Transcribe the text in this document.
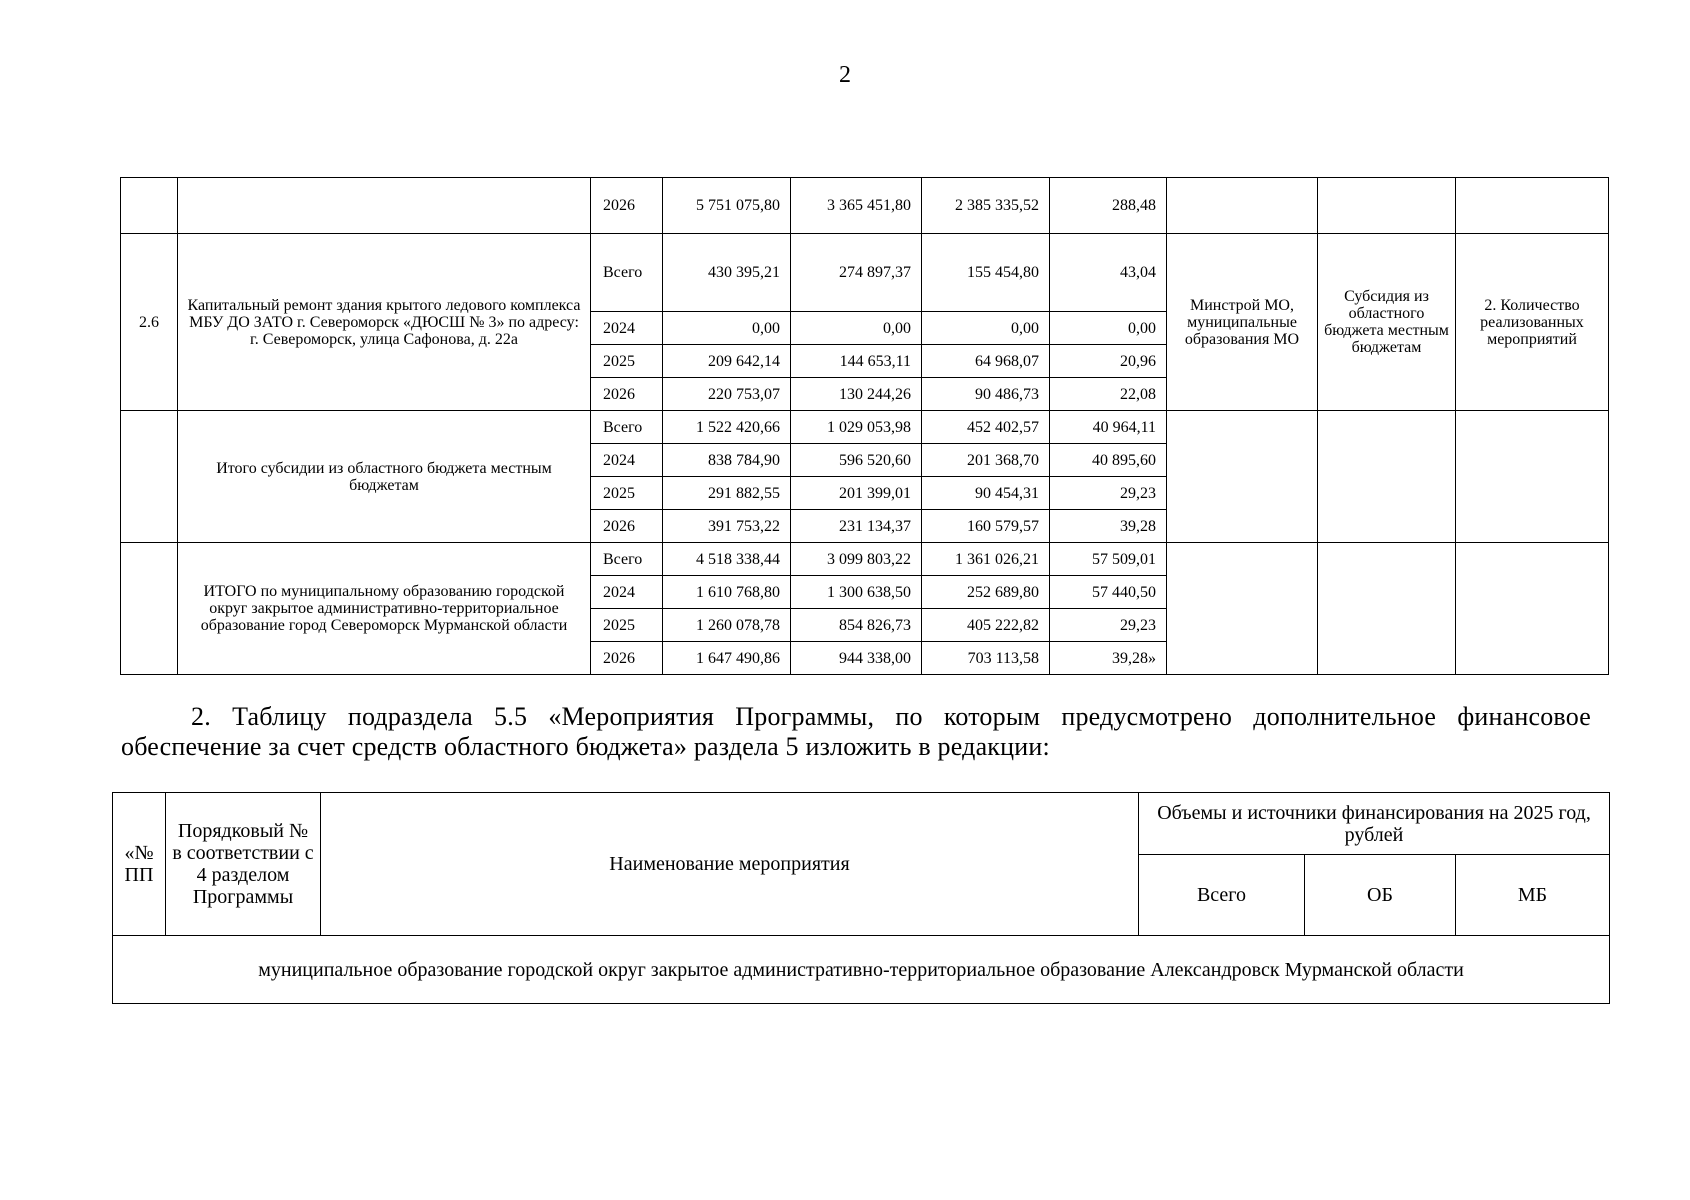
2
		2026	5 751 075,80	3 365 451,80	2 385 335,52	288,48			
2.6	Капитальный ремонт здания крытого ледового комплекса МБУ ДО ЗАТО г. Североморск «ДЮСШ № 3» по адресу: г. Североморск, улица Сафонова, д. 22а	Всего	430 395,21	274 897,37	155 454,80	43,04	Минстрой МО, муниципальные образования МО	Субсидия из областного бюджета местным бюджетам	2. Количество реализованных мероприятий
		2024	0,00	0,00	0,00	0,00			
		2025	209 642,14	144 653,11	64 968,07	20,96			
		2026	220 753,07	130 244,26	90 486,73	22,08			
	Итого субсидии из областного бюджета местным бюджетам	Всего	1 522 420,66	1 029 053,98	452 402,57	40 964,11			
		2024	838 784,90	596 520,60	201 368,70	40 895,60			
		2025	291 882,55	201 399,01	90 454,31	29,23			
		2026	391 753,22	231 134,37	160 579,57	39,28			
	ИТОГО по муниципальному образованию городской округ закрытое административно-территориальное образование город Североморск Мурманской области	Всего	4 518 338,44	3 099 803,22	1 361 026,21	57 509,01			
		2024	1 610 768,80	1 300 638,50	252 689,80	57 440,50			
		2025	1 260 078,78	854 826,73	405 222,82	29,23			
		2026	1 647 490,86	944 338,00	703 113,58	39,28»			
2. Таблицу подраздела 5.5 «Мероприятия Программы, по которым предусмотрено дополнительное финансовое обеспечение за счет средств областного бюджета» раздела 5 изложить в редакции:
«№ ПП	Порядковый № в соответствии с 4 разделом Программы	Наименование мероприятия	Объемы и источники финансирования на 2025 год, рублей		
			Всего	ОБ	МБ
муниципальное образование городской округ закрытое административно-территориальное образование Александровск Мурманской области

•••••

* **Written request**:
Copy out all lines from the material above that contain the string "области".

* **Complete output**:
	ИТОГО по муниципальному образованию городской округ закрытое административно-территориальное образование город Североморск Мурманской области	Всего	4 518 338,44	3 099 803,22	1 361 026,21	57 509,01			
муниципальное образование городской округ закрытое административно-территориальное образование Александровск Мурманской области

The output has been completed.